Exclude any images and output the remaining records exactly.

### Material for the task
□ □ □

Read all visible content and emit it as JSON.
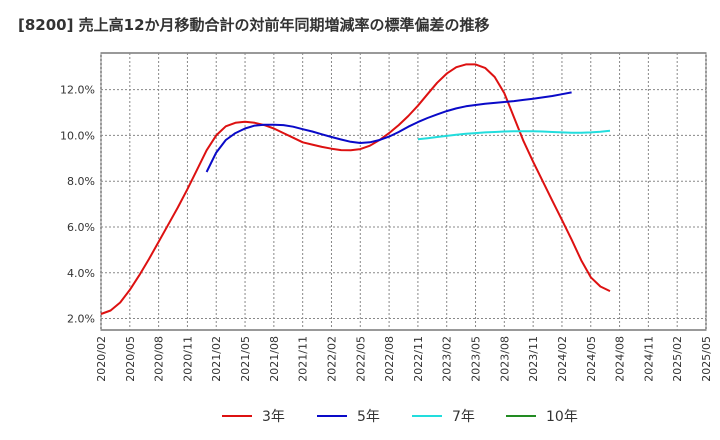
{
  "chart_data": {
    "type": "line",
    "title": "[8200]  売上高12か月移動合計の対前年同期増減率の標準偏差の推移",
    "ylim": [
      1.5,
      13.6
    ],
    "y_ticks": [
      2.0,
      4.0,
      6.0,
      8.0,
      10.0,
      12.0
    ],
    "y_tick_labels": [
      "2.0%",
      "4.0%",
      "6.0%",
      "8.0%",
      "10.0%",
      "12.0%"
    ],
    "x_ticks": [
      "2020/02",
      "2020/05",
      "2020/08",
      "2020/11",
      "2021/02",
      "2021/05",
      "2021/08",
      "2021/11",
      "2022/02",
      "2022/05",
      "2022/08",
      "2022/11",
      "2023/02",
      "2023/05",
      "2023/08",
      "2023/11",
      "2024/02",
      "2024/05",
      "2024/08",
      "2024/11",
      "2025/02",
      "2025/05"
    ],
    "grid": true,
    "legend_position": "bottom",
    "series": [
      {
        "name": "3年",
        "color": "#dd1111",
        "start": "2020/02",
        "values": [
          2.2,
          2.35,
          2.7,
          3.25,
          3.9,
          4.6,
          5.35,
          6.1,
          6.85,
          7.65,
          8.5,
          9.35,
          10.0,
          10.4,
          10.55,
          10.6,
          10.55,
          10.45,
          10.3,
          10.1,
          9.9,
          9.7,
          9.6,
          9.5,
          9.42,
          9.36,
          9.35,
          9.4,
          9.55,
          9.8,
          10.1,
          10.45,
          10.85,
          11.3,
          11.8,
          12.3,
          12.7,
          12.98,
          13.1,
          13.1,
          12.95,
          12.55,
          11.85,
          10.8,
          9.75,
          8.85,
          8.0,
          7.15,
          6.3,
          5.45,
          4.55,
          3.8,
          3.4,
          3.2
        ]
      },
      {
        "name": "5年",
        "color": "#0a0ac8",
        "start": "2021/01",
        "values": [
          8.4,
          9.25,
          9.8,
          10.1,
          10.3,
          10.43,
          10.47,
          10.47,
          10.45,
          10.38,
          10.27,
          10.17,
          10.05,
          9.93,
          9.82,
          9.72,
          9.67,
          9.7,
          9.8,
          9.95,
          10.15,
          10.38,
          10.58,
          10.76,
          10.92,
          11.06,
          11.18,
          11.27,
          11.33,
          11.38,
          11.42,
          11.46,
          11.5,
          11.55,
          11.6,
          11.66,
          11.72,
          11.8,
          11.88
        ]
      },
      {
        "name": "7年",
        "color": "#22dddd",
        "start": "2022/11",
        "values": [
          9.83,
          9.88,
          9.93,
          9.98,
          10.03,
          10.07,
          10.1,
          10.13,
          10.15,
          10.17,
          10.18,
          10.18,
          10.18,
          10.17,
          10.15,
          10.13,
          10.12,
          10.12,
          10.13,
          10.16,
          10.2
        ]
      },
      {
        "name": "10年",
        "color": "#228b22",
        "start": "2020/02",
        "values": []
      }
    ]
  }
}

□ □ □

### Exercise response
Read all visible content and emit it as JSON.
{
  "chart_data": {
    "type": "line",
    "title": "[8200]  売上高12か月移動合計の対前年同期増減率の標準偏差の推移",
    "ylim": [
      1.5,
      13.6
    ],
    "y_ticks": [
      2.0,
      4.0,
      6.0,
      8.0,
      10.0,
      12.0
    ],
    "y_tick_labels": [
      "2.0%",
      "4.0%",
      "6.0%",
      "8.0%",
      "10.0%",
      "12.0%"
    ],
    "x_ticks": [
      "2020/02",
      "2020/05",
      "2020/08",
      "2020/11",
      "2021/02",
      "2021/05",
      "2021/08",
      "2021/11",
      "2022/02",
      "2022/05",
      "2022/08",
      "2022/11",
      "2023/02",
      "2023/05",
      "2023/08",
      "2023/11",
      "2024/02",
      "2024/05",
      "2024/08",
      "2024/11",
      "2025/02",
      "2025/05"
    ],
    "grid": true,
    "legend_position": "bottom",
    "series": [
      {
        "name": "3年",
        "color": "#dd1111",
        "start": "2020/02",
        "values": [
          2.2,
          2.35,
          2.7,
          3.25,
          3.9,
          4.6,
          5.35,
          6.1,
          6.85,
          7.65,
          8.5,
          9.35,
          10.0,
          10.4,
          10.55,
          10.6,
          10.55,
          10.45,
          10.3,
          10.1,
          9.9,
          9.7,
          9.6,
          9.5,
          9.42,
          9.36,
          9.35,
          9.4,
          9.55,
          9.8,
          10.1,
          10.45,
          10.85,
          11.3,
          11.8,
          12.3,
          12.7,
          12.98,
          13.1,
          13.1,
          12.95,
          12.55,
          11.85,
          10.8,
          9.75,
          8.85,
          8.0,
          7.15,
          6.3,
          5.45,
          4.55,
          3.8,
          3.4,
          3.2
        ]
      },
      {
        "name": "5年",
        "color": "#0a0ac8",
        "start": "2021/01",
        "values": [
          8.4,
          9.25,
          9.8,
          10.1,
          10.3,
          10.43,
          10.47,
          10.47,
          10.45,
          10.38,
          10.27,
          10.17,
          10.05,
          9.93,
          9.82,
          9.72,
          9.67,
          9.7,
          9.8,
          9.95,
          10.15,
          10.38,
          10.58,
          10.76,
          10.92,
          11.06,
          11.18,
          11.27,
          11.33,
          11.38,
          11.42,
          11.46,
          11.5,
          11.55,
          11.6,
          11.66,
          11.72,
          11.8,
          11.88
        ]
      },
      {
        "name": "7年",
        "color": "#22dddd",
        "start": "2022/11",
        "values": [
          9.83,
          9.88,
          9.93,
          9.98,
          10.03,
          10.07,
          10.1,
          10.13,
          10.15,
          10.17,
          10.18,
          10.18,
          10.18,
          10.17,
          10.15,
          10.13,
          10.12,
          10.12,
          10.13,
          10.16,
          10.2
        ]
      },
      {
        "name": "10年",
        "color": "#228b22",
        "start": "2020/02",
        "values": []
      }
    ]
  }
}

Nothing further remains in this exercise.